• **Requirements**: Reproduce each line of the material exactly, minus any picture.

Records about charts and figures:
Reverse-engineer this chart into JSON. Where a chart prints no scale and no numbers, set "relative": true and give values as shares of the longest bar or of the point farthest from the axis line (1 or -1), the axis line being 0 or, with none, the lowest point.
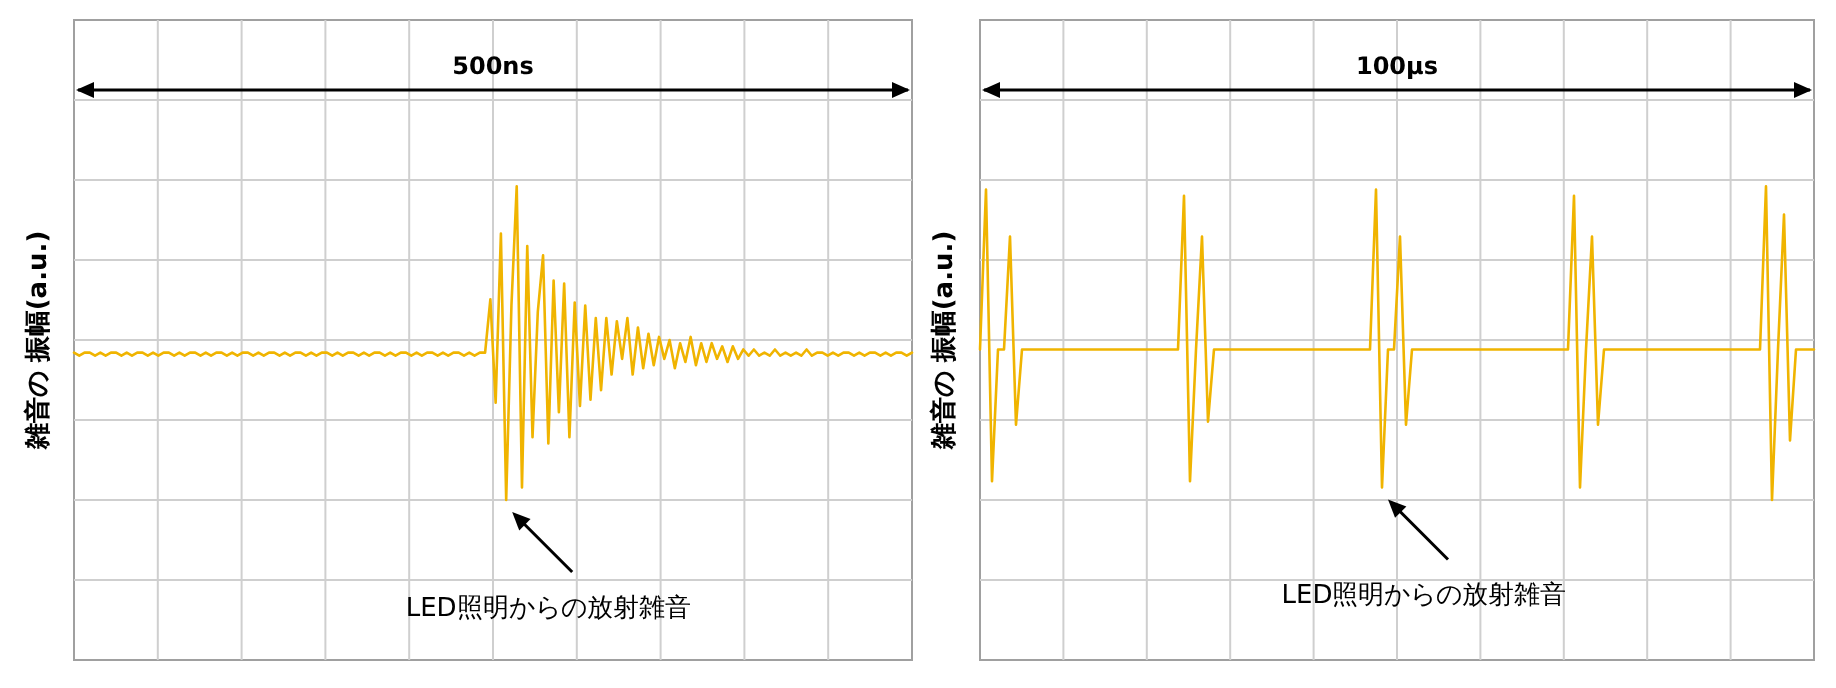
{
  "chart_data": [
    {
      "type": "line",
      "relative": true,
      "grid": true,
      "ylabel": "雑音の 振幅(a.u.)",
      "annotations": [
        "500ns",
        "LED照明からの放射雑音"
      ],
      "categories": [
        null,
        null,
        null,
        null,
        null,
        null,
        null,
        null,
        null,
        null,
        null,
        null,
        null,
        null,
        null,
        null,
        null,
        null,
        null,
        null,
        null,
        null,
        null,
        null,
        null,
        null,
        null,
        null,
        null,
        null,
        null,
        null,
        null,
        null,
        null,
        null,
        null,
        null,
        null,
        null,
        null,
        null,
        null,
        null,
        null,
        null,
        null,
        null,
        null,
        null,
        null,
        null,
        null,
        null,
        null,
        null,
        null,
        null,
        null,
        null,
        null,
        null,
        null,
        null,
        null,
        null,
        null,
        null,
        null,
        null,
        null,
        null,
        null,
        null,
        null,
        null,
        null,
        null,
        null,
        null,
        null,
        null,
        null,
        null,
        null,
        null,
        null,
        null,
        null,
        null,
        null,
        null,
        null,
        null,
        null,
        null,
        null,
        null,
        null,
        null,
        null,
        null,
        null,
        null,
        null,
        null,
        null,
        null,
        null,
        null,
        null,
        null,
        null,
        null,
        null,
        null,
        null,
        null,
        null,
        null,
        null,
        null,
        null,
        null,
        null,
        null,
        null,
        null,
        null,
        null,
        null,
        null,
        null,
        null,
        null,
        null,
        null,
        null,
        null,
        null,
        null,
        null,
        null,
        null,
        null,
        null,
        null,
        null,
        null,
        null,
        null,
        null,
        null,
        null,
        null,
        null,
        null,
        null,
        null,
        null
      ],
      "series": [
        {
          "color": "#f0b400",
          "values": [
            0.47,
            0.46,
            0.47,
            0.47,
            0.46,
            0.47,
            0.46,
            0.47,
            0.47,
            0.46,
            0.47,
            0.46,
            0.47,
            0.47,
            0.46,
            0.47,
            0.46,
            0.47,
            0.47,
            0.46,
            0.47,
            0.46,
            0.47,
            0.47,
            0.46,
            0.47,
            0.46,
            0.47,
            0.47,
            0.46,
            0.47,
            0.46,
            0.47,
            0.47,
            0.46,
            0.47,
            0.46,
            0.47,
            0.47,
            0.46,
            0.47,
            0.46,
            0.47,
            0.47,
            0.46,
            0.47,
            0.46,
            0.47,
            0.47,
            0.46,
            0.47,
            0.46,
            0.47,
            0.47,
            0.46,
            0.47,
            0.46,
            0.47,
            0.47,
            0.46,
            0.47,
            0.46,
            0.47,
            0.47,
            0.46,
            0.47,
            0.46,
            0.47,
            0.47,
            0.46,
            0.47,
            0.46,
            0.47,
            0.47,
            0.46,
            0.47,
            0.46,
            0.47,
            0.47,
            0.64,
            0.31,
            0.85,
            0.0,
            0.62,
            1.0,
            0.04,
            0.81,
            0.2,
            0.6,
            0.78,
            0.18,
            0.7,
            0.28,
            0.69,
            0.2,
            0.63,
            0.3,
            0.62,
            0.32,
            0.58,
            0.35,
            0.58,
            0.4,
            0.57,
            0.45,
            0.58,
            0.4,
            0.55,
            0.42,
            0.53,
            0.43,
            0.52,
            0.45,
            0.51,
            0.42,
            0.5,
            0.44,
            0.52,
            0.43,
            0.5,
            0.44,
            0.5,
            0.45,
            0.49,
            0.44,
            0.49,
            0.45,
            0.48,
            0.46,
            0.48,
            0.46,
            0.47,
            0.46,
            0.48,
            0.46,
            0.47,
            0.46,
            0.47,
            0.46,
            0.48,
            0.46,
            0.47,
            0.47,
            0.46,
            0.47,
            0.46,
            0.47,
            0.47,
            0.46,
            0.47,
            0.46,
            0.47,
            0.47,
            0.46,
            0.47,
            0.46,
            0.47,
            0.47,
            0.46,
            0.47
          ]
        }
      ]
    },
    {
      "type": "line",
      "relative": true,
      "grid": true,
      "ylabel": "雑音の 振幅(a.u.)",
      "annotations": [
        "100µs",
        "LED照明からの放射雑音"
      ],
      "categories": [
        null,
        null,
        null,
        null,
        null,
        null,
        null,
        null,
        null,
        null,
        null,
        null,
        null,
        null,
        null,
        null,
        null,
        null,
        null,
        null,
        null,
        null,
        null,
        null,
        null,
        null,
        null,
        null,
        null,
        null,
        null,
        null,
        null,
        null,
        null,
        null,
        null,
        null,
        null,
        null,
        null,
        null,
        null,
        null,
        null,
        null,
        null,
        null,
        null,
        null,
        null,
        null,
        null,
        null,
        null,
        null,
        null,
        null,
        null,
        null,
        null,
        null,
        null,
        null,
        null,
        null,
        null,
        null,
        null,
        null,
        null,
        null,
        null,
        null,
        null,
        null,
        null,
        null,
        null,
        null,
        null,
        null,
        null,
        null,
        null,
        null,
        null,
        null,
        null,
        null,
        null,
        null,
        null,
        null,
        null,
        null,
        null,
        null,
        null,
        null,
        null,
        null,
        null,
        null,
        null,
        null,
        null,
        null,
        null,
        null,
        null,
        null,
        null,
        null,
        null,
        null,
        null,
        null,
        null,
        null,
        null,
        null,
        null,
        null,
        null,
        null,
        null,
        null,
        null,
        null,
        null,
        null,
        null,
        null,
        null,
        null,
        null,
        null,
        null,
        null
      ],
      "series": [
        {
          "color": "#f0b400",
          "values": [
            0.48,
            0.99,
            0.06,
            0.48,
            0.48,
            0.84,
            0.24,
            0.48,
            0.48,
            0.48,
            0.48,
            0.48,
            0.48,
            0.48,
            0.48,
            0.48,
            0.48,
            0.48,
            0.48,
            0.48,
            0.48,
            0.48,
            0.48,
            0.48,
            0.48,
            0.48,
            0.48,
            0.48,
            0.48,
            0.48,
            0.48,
            0.48,
            0.48,
            0.48,
            0.97,
            0.06,
            0.48,
            0.84,
            0.25,
            0.48,
            0.48,
            0.48,
            0.48,
            0.48,
            0.48,
            0.48,
            0.48,
            0.48,
            0.48,
            0.48,
            0.48,
            0.48,
            0.48,
            0.48,
            0.48,
            0.48,
            0.48,
            0.48,
            0.48,
            0.48,
            0.48,
            0.48,
            0.48,
            0.48,
            0.48,
            0.48,
            0.99,
            0.04,
            0.48,
            0.48,
            0.84,
            0.24,
            0.48,
            0.48,
            0.48,
            0.48,
            0.48,
            0.48,
            0.48,
            0.48,
            0.48,
            0.48,
            0.48,
            0.48,
            0.48,
            0.48,
            0.48,
            0.48,
            0.48,
            0.48,
            0.48,
            0.48,
            0.48,
            0.48,
            0.48,
            0.48,
            0.48,
            0.48,
            0.48,
            0.97,
            0.04,
            0.48,
            0.84,
            0.24,
            0.48,
            0.48,
            0.48,
            0.48,
            0.48,
            0.48,
            0.48,
            0.48,
            0.48,
            0.48,
            0.48,
            0.48,
            0.48,
            0.48,
            0.48,
            0.48,
            0.48,
            0.48,
            0.48,
            0.48,
            0.48,
            0.48,
            0.48,
            0.48,
            0.48,
            0.48,
            0.48,
            1.0,
            0.0,
            0.48,
            0.91,
            0.19,
            0.48,
            0.48,
            0.48,
            0.48
          ]
        }
      ]
    }
  ]
}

• **Result of the task**:
Reverse-engineer this chart into JSON. Where a chart prints no scale and no numbers, set "relative": true and give values as shares of the longest bar or of the point farthest from the axis line (1 or -1), the axis line being 0 or, with none, the lowest point.
{
  "chart_data": [
    {
      "type": "line",
      "relative": true,
      "grid": true,
      "ylabel": "雑音の 振幅(a.u.)",
      "annotations": [
        "500ns",
        "LED照明からの放射雑音"
      ],
      "categories": [
        null,
        null,
        null,
        null,
        null,
        null,
        null,
        null,
        null,
        null,
        null,
        null,
        null,
        null,
        null,
        null,
        null,
        null,
        null,
        null,
        null,
        null,
        null,
        null,
        null,
        null,
        null,
        null,
        null,
        null,
        null,
        null,
        null,
        null,
        null,
        null,
        null,
        null,
        null,
        null,
        null,
        null,
        null,
        null,
        null,
        null,
        null,
        null,
        null,
        null,
        null,
        null,
        null,
        null,
        null,
        null,
        null,
        null,
        null,
        null,
        null,
        null,
        null,
        null,
        null,
        null,
        null,
        null,
        null,
        null,
        null,
        null,
        null,
        null,
        null,
        null,
        null,
        null,
        null,
        null,
        null,
        null,
        null,
        null,
        null,
        null,
        null,
        null,
        null,
        null,
        null,
        null,
        null,
        null,
        null,
        null,
        null,
        null,
        null,
        null,
        null,
        null,
        null,
        null,
        null,
        null,
        null,
        null,
        null,
        null,
        null,
        null,
        null,
        null,
        null,
        null,
        null,
        null,
        null,
        null,
        null,
        null,
        null,
        null,
        null,
        null,
        null,
        null,
        null,
        null,
        null,
        null,
        null,
        null,
        null,
        null,
        null,
        null,
        null,
        null,
        null,
        null,
        null,
        null,
        null,
        null,
        null,
        null,
        null,
        null,
        null,
        null,
        null,
        null,
        null,
        null,
        null,
        null,
        null,
        null
      ],
      "series": [
        {
          "color": "#f0b400",
          "values": [
            0.47,
            0.46,
            0.47,
            0.47,
            0.46,
            0.47,
            0.46,
            0.47,
            0.47,
            0.46,
            0.47,
            0.46,
            0.47,
            0.47,
            0.46,
            0.47,
            0.46,
            0.47,
            0.47,
            0.46,
            0.47,
            0.46,
            0.47,
            0.47,
            0.46,
            0.47,
            0.46,
            0.47,
            0.47,
            0.46,
            0.47,
            0.46,
            0.47,
            0.47,
            0.46,
            0.47,
            0.46,
            0.47,
            0.47,
            0.46,
            0.47,
            0.46,
            0.47,
            0.47,
            0.46,
            0.47,
            0.46,
            0.47,
            0.47,
            0.46,
            0.47,
            0.46,
            0.47,
            0.47,
            0.46,
            0.47,
            0.46,
            0.47,
            0.47,
            0.46,
            0.47,
            0.46,
            0.47,
            0.47,
            0.46,
            0.47,
            0.46,
            0.47,
            0.47,
            0.46,
            0.47,
            0.46,
            0.47,
            0.47,
            0.46,
            0.47,
            0.46,
            0.47,
            0.47,
            0.64,
            0.31,
            0.85,
            0.0,
            0.62,
            1.0,
            0.04,
            0.81,
            0.2,
            0.6,
            0.78,
            0.18,
            0.7,
            0.28,
            0.69,
            0.2,
            0.63,
            0.3,
            0.62,
            0.32,
            0.58,
            0.35,
            0.58,
            0.4,
            0.57,
            0.45,
            0.58,
            0.4,
            0.55,
            0.42,
            0.53,
            0.43,
            0.52,
            0.45,
            0.51,
            0.42,
            0.5,
            0.44,
            0.52,
            0.43,
            0.5,
            0.44,
            0.5,
            0.45,
            0.49,
            0.44,
            0.49,
            0.45,
            0.48,
            0.46,
            0.48,
            0.46,
            0.47,
            0.46,
            0.48,
            0.46,
            0.47,
            0.46,
            0.47,
            0.46,
            0.48,
            0.46,
            0.47,
            0.47,
            0.46,
            0.47,
            0.46,
            0.47,
            0.47,
            0.46,
            0.47,
            0.46,
            0.47,
            0.47,
            0.46,
            0.47,
            0.46,
            0.47,
            0.47,
            0.46,
            0.47
          ]
        }
      ]
    },
    {
      "type": "line",
      "relative": true,
      "grid": true,
      "ylabel": "雑音の 振幅(a.u.)",
      "annotations": [
        "100µs",
        "LED照明からの放射雑音"
      ],
      "categories": [
        null,
        null,
        null,
        null,
        null,
        null,
        null,
        null,
        null,
        null,
        null,
        null,
        null,
        null,
        null,
        null,
        null,
        null,
        null,
        null,
        null,
        null,
        null,
        null,
        null,
        null,
        null,
        null,
        null,
        null,
        null,
        null,
        null,
        null,
        null,
        null,
        null,
        null,
        null,
        null,
        null,
        null,
        null,
        null,
        null,
        null,
        null,
        null,
        null,
        null,
        null,
        null,
        null,
        null,
        null,
        null,
        null,
        null,
        null,
        null,
        null,
        null,
        null,
        null,
        null,
        null,
        null,
        null,
        null,
        null,
        null,
        null,
        null,
        null,
        null,
        null,
        null,
        null,
        null,
        null,
        null,
        null,
        null,
        null,
        null,
        null,
        null,
        null,
        null,
        null,
        null,
        null,
        null,
        null,
        null,
        null,
        null,
        null,
        null,
        null,
        null,
        null,
        null,
        null,
        null,
        null,
        null,
        null,
        null,
        null,
        null,
        null,
        null,
        null,
        null,
        null,
        null,
        null,
        null,
        null,
        null,
        null,
        null,
        null,
        null,
        null,
        null,
        null,
        null,
        null,
        null,
        null,
        null,
        null,
        null,
        null,
        null,
        null,
        null,
        null
      ],
      "series": [
        {
          "color": "#f0b400",
          "values": [
            0.48,
            0.99,
            0.06,
            0.48,
            0.48,
            0.84,
            0.24,
            0.48,
            0.48,
            0.48,
            0.48,
            0.48,
            0.48,
            0.48,
            0.48,
            0.48,
            0.48,
            0.48,
            0.48,
            0.48,
            0.48,
            0.48,
            0.48,
            0.48,
            0.48,
            0.48,
            0.48,
            0.48,
            0.48,
            0.48,
            0.48,
            0.48,
            0.48,
            0.48,
            0.97,
            0.06,
            0.48,
            0.84,
            0.25,
            0.48,
            0.48,
            0.48,
            0.48,
            0.48,
            0.48,
            0.48,
            0.48,
            0.48,
            0.48,
            0.48,
            0.48,
            0.48,
            0.48,
            0.48,
            0.48,
            0.48,
            0.48,
            0.48,
            0.48,
            0.48,
            0.48,
            0.48,
            0.48,
            0.48,
            0.48,
            0.48,
            0.99,
            0.04,
            0.48,
            0.48,
            0.84,
            0.24,
            0.48,
            0.48,
            0.48,
            0.48,
            0.48,
            0.48,
            0.48,
            0.48,
            0.48,
            0.48,
            0.48,
            0.48,
            0.48,
            0.48,
            0.48,
            0.48,
            0.48,
            0.48,
            0.48,
            0.48,
            0.48,
            0.48,
            0.48,
            0.48,
            0.48,
            0.48,
            0.48,
            0.97,
            0.04,
            0.48,
            0.84,
            0.24,
            0.48,
            0.48,
            0.48,
            0.48,
            0.48,
            0.48,
            0.48,
            0.48,
            0.48,
            0.48,
            0.48,
            0.48,
            0.48,
            0.48,
            0.48,
            0.48,
            0.48,
            0.48,
            0.48,
            0.48,
            0.48,
            0.48,
            0.48,
            0.48,
            0.48,
            0.48,
            0.48,
            1.0,
            0.0,
            0.48,
            0.91,
            0.19,
            0.48,
            0.48,
            0.48,
            0.48
          ]
        }
      ]
    }
  ]
}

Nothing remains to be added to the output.